## Raw records
====
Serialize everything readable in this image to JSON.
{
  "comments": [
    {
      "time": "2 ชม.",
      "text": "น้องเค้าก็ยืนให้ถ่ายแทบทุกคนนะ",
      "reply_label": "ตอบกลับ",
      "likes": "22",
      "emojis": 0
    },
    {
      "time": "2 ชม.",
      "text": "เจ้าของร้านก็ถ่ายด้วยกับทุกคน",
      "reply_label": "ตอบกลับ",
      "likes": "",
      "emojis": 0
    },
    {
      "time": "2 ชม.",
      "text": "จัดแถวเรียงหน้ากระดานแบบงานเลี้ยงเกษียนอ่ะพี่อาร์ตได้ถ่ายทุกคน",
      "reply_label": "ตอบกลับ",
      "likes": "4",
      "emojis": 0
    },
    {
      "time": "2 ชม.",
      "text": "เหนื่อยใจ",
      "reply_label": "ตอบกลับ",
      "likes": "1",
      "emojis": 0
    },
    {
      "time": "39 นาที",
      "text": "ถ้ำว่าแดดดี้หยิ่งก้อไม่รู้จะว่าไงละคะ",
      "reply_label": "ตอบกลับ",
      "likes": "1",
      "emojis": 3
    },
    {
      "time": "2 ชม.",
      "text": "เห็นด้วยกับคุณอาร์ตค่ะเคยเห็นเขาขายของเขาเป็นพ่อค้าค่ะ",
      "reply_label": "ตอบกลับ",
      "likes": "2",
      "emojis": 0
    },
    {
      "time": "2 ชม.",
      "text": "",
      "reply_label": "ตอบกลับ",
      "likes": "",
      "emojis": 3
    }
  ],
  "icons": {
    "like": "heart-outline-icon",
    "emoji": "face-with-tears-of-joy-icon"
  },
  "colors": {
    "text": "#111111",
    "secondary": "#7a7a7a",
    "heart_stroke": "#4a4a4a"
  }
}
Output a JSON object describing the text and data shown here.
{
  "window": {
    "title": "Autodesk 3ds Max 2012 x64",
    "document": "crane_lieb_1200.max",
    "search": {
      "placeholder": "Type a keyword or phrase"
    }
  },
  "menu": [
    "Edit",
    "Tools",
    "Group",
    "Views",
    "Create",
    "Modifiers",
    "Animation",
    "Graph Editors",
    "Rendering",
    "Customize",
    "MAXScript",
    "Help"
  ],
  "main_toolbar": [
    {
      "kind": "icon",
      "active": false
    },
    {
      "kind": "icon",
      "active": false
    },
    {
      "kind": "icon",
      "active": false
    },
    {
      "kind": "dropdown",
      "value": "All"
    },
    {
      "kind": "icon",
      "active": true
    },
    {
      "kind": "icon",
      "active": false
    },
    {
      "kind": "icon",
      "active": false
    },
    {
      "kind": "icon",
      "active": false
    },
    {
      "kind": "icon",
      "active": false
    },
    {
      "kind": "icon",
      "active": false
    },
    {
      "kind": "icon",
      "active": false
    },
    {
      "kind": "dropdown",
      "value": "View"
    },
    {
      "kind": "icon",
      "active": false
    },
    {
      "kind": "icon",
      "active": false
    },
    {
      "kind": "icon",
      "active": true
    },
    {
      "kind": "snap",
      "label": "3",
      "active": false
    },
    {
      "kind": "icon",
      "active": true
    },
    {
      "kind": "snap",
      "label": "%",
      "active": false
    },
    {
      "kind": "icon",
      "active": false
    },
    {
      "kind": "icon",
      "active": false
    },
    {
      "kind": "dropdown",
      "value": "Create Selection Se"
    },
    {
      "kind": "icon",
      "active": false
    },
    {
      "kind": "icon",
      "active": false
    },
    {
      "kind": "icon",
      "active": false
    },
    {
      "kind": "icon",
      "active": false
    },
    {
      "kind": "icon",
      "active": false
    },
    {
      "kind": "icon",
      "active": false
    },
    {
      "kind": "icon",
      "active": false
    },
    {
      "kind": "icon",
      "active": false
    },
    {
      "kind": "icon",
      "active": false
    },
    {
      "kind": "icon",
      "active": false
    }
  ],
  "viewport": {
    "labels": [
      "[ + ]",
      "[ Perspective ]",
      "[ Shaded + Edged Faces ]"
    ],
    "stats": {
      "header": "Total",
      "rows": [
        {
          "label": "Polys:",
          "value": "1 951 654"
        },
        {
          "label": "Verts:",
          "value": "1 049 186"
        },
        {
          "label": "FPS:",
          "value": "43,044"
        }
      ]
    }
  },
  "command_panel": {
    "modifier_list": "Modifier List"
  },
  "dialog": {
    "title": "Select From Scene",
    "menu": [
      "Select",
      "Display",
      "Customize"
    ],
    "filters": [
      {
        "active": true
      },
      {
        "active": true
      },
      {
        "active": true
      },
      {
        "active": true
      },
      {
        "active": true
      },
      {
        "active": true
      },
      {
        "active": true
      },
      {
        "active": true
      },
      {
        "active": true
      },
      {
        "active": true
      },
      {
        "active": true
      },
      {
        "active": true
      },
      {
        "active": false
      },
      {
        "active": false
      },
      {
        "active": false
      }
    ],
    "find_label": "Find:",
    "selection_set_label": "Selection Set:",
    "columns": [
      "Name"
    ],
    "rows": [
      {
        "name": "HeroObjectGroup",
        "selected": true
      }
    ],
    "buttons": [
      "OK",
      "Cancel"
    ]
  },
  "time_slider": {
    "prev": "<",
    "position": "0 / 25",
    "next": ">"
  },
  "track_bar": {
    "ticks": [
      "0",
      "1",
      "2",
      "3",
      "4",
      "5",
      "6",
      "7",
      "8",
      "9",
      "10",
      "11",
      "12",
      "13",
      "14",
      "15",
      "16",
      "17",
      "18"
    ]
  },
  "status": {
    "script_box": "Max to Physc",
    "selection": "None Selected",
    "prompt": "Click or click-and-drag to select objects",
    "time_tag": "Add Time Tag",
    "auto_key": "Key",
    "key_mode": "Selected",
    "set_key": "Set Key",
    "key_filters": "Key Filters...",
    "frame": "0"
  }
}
====
## THE PROBLEM
Each line of the material above must be retyped precisely.

## WRITTEN RESPONSE
Serialize everything readable in this image to JSON.
{
  "comments": [
    {
      "time": "2 ชม.",
      "text": "น้องเค้าก็ยืนให้ถ่ายแทบทุกคนนะ",
      "reply_label": "ตอบกลับ",
      "likes": "22",
      "emojis": 0
    },
    {
      "time": "2 ชม.",
      "text": "เจ้าของร้านก็ถ่ายด้วยกับทุกคน",
      "reply_label": "ตอบกลับ",
      "likes": "",
      "emojis": 0
    },
    {
      "time": "2 ชม.",
      "text": "จัดแถวเรียงหน้ากระดานแบบงานเลี้ยงเกษียนอ่ะพี่อาร์ตได้ถ่ายทุกคน",
      "reply_label": "ตอบกลับ",
      "likes": "4",
      "emojis": 0
    },
    {
      "time": "2 ชม.",
      "text": "เหนื่อยใจ",
      "reply_label": "ตอบกลับ",
      "likes": "1",
      "emojis": 0
    },
    {
      "time": "39 นาที",
      "text": "ถ้ำว่าแดดดี้หยิ่งก้อไม่รู้จะว่าไงละคะ",
      "reply_label": "ตอบกลับ",
      "likes": "1",
      "emojis": 3
    },
    {
      "time": "2 ชม.",
      "text": "เห็นด้วยกับคุณอาร์ตค่ะเคยเห็นเขาขายของเขาเป็นพ่อค้าค่ะ",
      "reply_label": "ตอบกลับ",
      "likes": "2",
      "emojis": 0
    },
    {
      "time": "2 ชม.",
      "text": "",
      "reply_label": "ตอบกลับ",
      "likes": "",
      "emojis": 3
    }
  ],
  "icons": {
    "like": "heart-outline-icon",
    "emoji": "face-with-tears-of-joy-icon"
  },
  "colors": {
    "text": "#111111",
    "secondary": "#7a7a7a",
    "heart_stroke": "#4a4a4a"
  }
}
Output a JSON object describing the text and data shown here.
{
  "window": {
    "title": "Autodesk 3ds Max 2012 x64",
    "document": "crane_lieb_1200.max",
    "search": {
      "placeholder": "Type a keyword or phrase"
    }
  },
  "menu": [
    "Edit",
    "Tools",
    "Group",
    "Views",
    "Create",
    "Modifiers",
    "Animation",
    "Graph Editors",
    "Rendering",
    "Customize",
    "MAXScript",
    "Help"
  ],
  "main_toolbar": [
    {
      "kind": "icon",
      "active": false
    },
    {
      "kind": "icon",
      "active": false
    },
    {
      "kind": "icon",
      "active": false
    },
    {
      "kind": "dropdown",
      "value": "All"
    },
    {
      "kind": "icon",
      "active": true
    },
    {
      "kind": "icon",
      "active": false
    },
    {
      "kind": "icon",
      "active": false
    },
    {
      "kind": "icon",
      "active": false
    },
    {
      "kind": "icon",
      "active": false
    },
    {
      "kind": "icon",
      "active": false
    },
    {
      "kind": "icon",
      "active": false
    },
    {
      "kind": "dropdown",
      "value": "View"
    },
    {
      "kind": "icon",
      "active": false
    },
    {
      "kind": "icon",
      "active": false
    },
    {
      "kind": "icon",
      "active": true
    },
    {
      "kind": "snap",
      "label": "3",
      "active": false
    },
    {
      "kind": "icon",
      "active": true
    },
    {
      "kind": "snap",
      "label": "%",
      "active": false
    },
    {
      "kind": "icon",
      "active": false
    },
    {
      "kind": "icon",
      "active": false
    },
    {
      "kind": "dropdown",
      "value": "Create Selection Se"
    },
    {
      "kind": "icon",
      "active": false
    },
    {
      "kind": "icon",
      "active": false
    },
    {
      "kind": "icon",
      "active": false
    },
    {
      "kind": "icon",
      "active": false
    },
    {
      "kind": "icon",
      "active": false
    },
    {
      "kind": "icon",
      "active": false
    },
    {
      "kind": "icon",
      "active": false
    },
    {
      "kind": "icon",
      "active": false
    },
    {
      "kind": "icon",
      "active": false
    },
    {
      "kind": "icon",
      "active": false
    }
  ],
  "viewport": {
    "labels": [
      "[ + ]",
      "[ Perspective ]",
      "[ Shaded + Edged Faces ]"
    ],
    "stats": {
      "header": "Total",
      "rows": [
        {
          "label": "Polys:",
          "value": "1 951 654"
        },
        {
          "label": "Verts:",
          "value": "1 049 186"
        },
        {
          "label": "FPS:",
          "value": "43,044"
        }
      ]
    }
  },
  "command_panel": {
    "modifier_list": "Modifier List"
  },
  "dialog": {
    "title": "Select From Scene",
    "menu": [
      "Select",
      "Display",
      "Customize"
    ],
    "filters": [
      {
        "active": true
      },
      {
        "active": true
      },
      {
        "active": true
      },
      {
        "active": true
      },
      {
        "active": true
      },
      {
        "active": true
      },
      {
        "active": true
      },
      {
        "active": true
      },
      {
        "active": true
      },
      {
        "active": true
      },
      {
        "active": true
      },
      {
        "active": true
      },
      {
        "active": false
      },
      {
        "active": false
      },
      {
        "active": false
      }
    ],
    "find_label": "Find:",
    "selection_set_label": "Selection Set:",
    "columns": [
      "Name"
    ],
    "rows": [
      {
        "name": "HeroObjectGroup",
        "selected": true
      }
    ],
    "buttons": [
      "OK",
      "Cancel"
    ]
  },
  "time_slider": {
    "prev": "<",
    "position": "0 / 25",
    "next": ">"
  },
  "track_bar": {
    "ticks": [
      "0",
      "1",
      "2",
      "3",
      "4",
      "5",
      "6",
      "7",
      "8",
      "9",
      "10",
      "11",
      "12",
      "13",
      "14",
      "15",
      "16",
      "17",
      "18"
    ]
  },
  "status": {
    "script_box": "Max to Physc",
    "selection": "None Selected",
    "prompt": "Click or click-and-drag to select objects",
    "time_tag": "Add Time Tag",
    "auto_key": "Key",
    "key_mode": "Selected",
    "set_key": "Set Key",
    "key_filters": "Key Filters...",
    "frame": "0"
  }
}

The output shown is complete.